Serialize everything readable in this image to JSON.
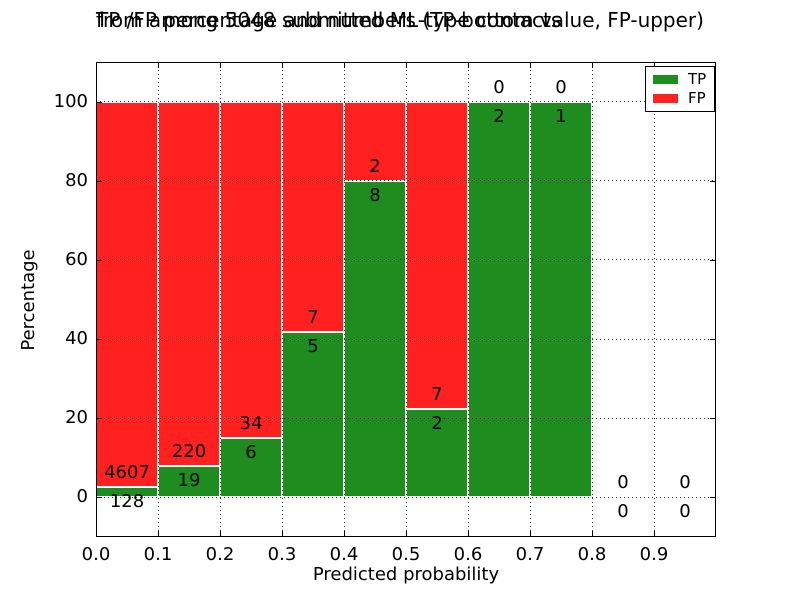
{
  "figure": {
    "title_line1": "TP /FP percentage and numbers (TP-bottom value, FP-upper)",
    "title_line2": "from among 5048 submitted ML-type contacts",
    "xlabel": "Predicted probability",
    "ylabel": "Percentage"
  },
  "legend": {
    "position": "upper right",
    "items": [
      {
        "label": "TP",
        "color": "#1e8c1e"
      },
      {
        "label": "FP",
        "color": "#ff2020"
      }
    ]
  },
  "chart_data": {
    "type": "bar",
    "stacked": true,
    "normalized_to_percent": true,
    "title": "TP /FP percentage and numbers (TP-bottom value, FP-upper) from among 5048 submitted ML-type contacts",
    "xlabel": "Predicted probability",
    "ylabel": "Percentage",
    "total_submitted_contacts": 5048,
    "grid": true,
    "xlim": [
      0.0,
      1.0
    ],
    "ylim": [
      -10,
      110
    ],
    "xticks": [
      "0.0",
      "0.1",
      "0.2",
      "0.3",
      "0.4",
      "0.5",
      "0.6",
      "0.7",
      "0.8",
      "0.9"
    ],
    "yticks": [
      0,
      20,
      40,
      60,
      80,
      100
    ],
    "colors": {
      "tp": "#1e8c1e",
      "fp": "#ff2020",
      "bar_edge": "#ffffff",
      "text": "#000000"
    },
    "bins": [
      {
        "range": [
          0.0,
          0.1
        ],
        "tp": 128,
        "fp": 4607,
        "tp_percent": 2.7
      },
      {
        "range": [
          0.1,
          0.2
        ],
        "tp": 19,
        "fp": 220,
        "tp_percent": 7.9
      },
      {
        "range": [
          0.2,
          0.3
        ],
        "tp": 6,
        "fp": 34,
        "tp_percent": 15.0
      },
      {
        "range": [
          0.3,
          0.4
        ],
        "tp": 5,
        "fp": 7,
        "tp_percent": 41.7
      },
      {
        "range": [
          0.4,
          0.5
        ],
        "tp": 8,
        "fp": 2,
        "tp_percent": 80.0
      },
      {
        "range": [
          0.5,
          0.6
        ],
        "tp": 2,
        "fp": 7,
        "tp_percent": 22.2
      },
      {
        "range": [
          0.6,
          0.7
        ],
        "tp": 2,
        "fp": 0,
        "tp_percent": 100.0
      },
      {
        "range": [
          0.7,
          0.8
        ],
        "tp": 1,
        "fp": 0,
        "tp_percent": 100.0
      },
      {
        "range": [
          0.8,
          0.9
        ],
        "tp": 0,
        "fp": 0,
        "tp_percent": null
      },
      {
        "range": [
          0.9,
          1.0
        ],
        "tp": 0,
        "fp": 0,
        "tp_percent": null
      }
    ]
  }
}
※ ※ ※
(To do) Will you restate every entry word for word and omit the images?

(Problem solution)
Serialize everything readable in this image to JSON.
{
  "figure": {
    "title_line1": "TP /FP percentage and numbers (TP-bottom value, FP-upper)",
    "title_line2": "from among 5048 submitted ML-type contacts",
    "xlabel": "Predicted probability",
    "ylabel": "Percentage"
  },
  "legend": {
    "position": "upper right",
    "items": [
      {
        "label": "TP",
        "color": "#1e8c1e"
      },
      {
        "label": "FP",
        "color": "#ff2020"
      }
    ]
  },
  "chart_data": {
    "type": "bar",
    "stacked": true,
    "normalized_to_percent": true,
    "title": "TP /FP percentage and numbers (TP-bottom value, FP-upper) from among 5048 submitted ML-type contacts",
    "xlabel": "Predicted probability",
    "ylabel": "Percentage",
    "total_submitted_contacts": 5048,
    "grid": true,
    "xlim": [
      0.0,
      1.0
    ],
    "ylim": [
      -10,
      110
    ],
    "xticks": [
      "0.0",
      "0.1",
      "0.2",
      "0.3",
      "0.4",
      "0.5",
      "0.6",
      "0.7",
      "0.8",
      "0.9"
    ],
    "yticks": [
      0,
      20,
      40,
      60,
      80,
      100
    ],
    "colors": {
      "tp": "#1e8c1e",
      "fp": "#ff2020",
      "bar_edge": "#ffffff",
      "text": "#000000"
    },
    "bins": [
      {
        "range": [
          0.0,
          0.1
        ],
        "tp": 128,
        "fp": 4607,
        "tp_percent": 2.7
      },
      {
        "range": [
          0.1,
          0.2
        ],
        "tp": 19,
        "fp": 220,
        "tp_percent": 7.9
      },
      {
        "range": [
          0.2,
          0.3
        ],
        "tp": 6,
        "fp": 34,
        "tp_percent": 15.0
      },
      {
        "range": [
          0.3,
          0.4
        ],
        "tp": 5,
        "fp": 7,
        "tp_percent": 41.7
      },
      {
        "range": [
          0.4,
          0.5
        ],
        "tp": 8,
        "fp": 2,
        "tp_percent": 80.0
      },
      {
        "range": [
          0.5,
          0.6
        ],
        "tp": 2,
        "fp": 7,
        "tp_percent": 22.2
      },
      {
        "range": [
          0.6,
          0.7
        ],
        "tp": 2,
        "fp": 0,
        "tp_percent": 100.0
      },
      {
        "range": [
          0.7,
          0.8
        ],
        "tp": 1,
        "fp": 0,
        "tp_percent": 100.0
      },
      {
        "range": [
          0.8,
          0.9
        ],
        "tp": 0,
        "fp": 0,
        "tp_percent": null
      },
      {
        "range": [
          0.9,
          1.0
        ],
        "tp": 0,
        "fp": 0,
        "tp_percent": null
      }
    ]
  }
}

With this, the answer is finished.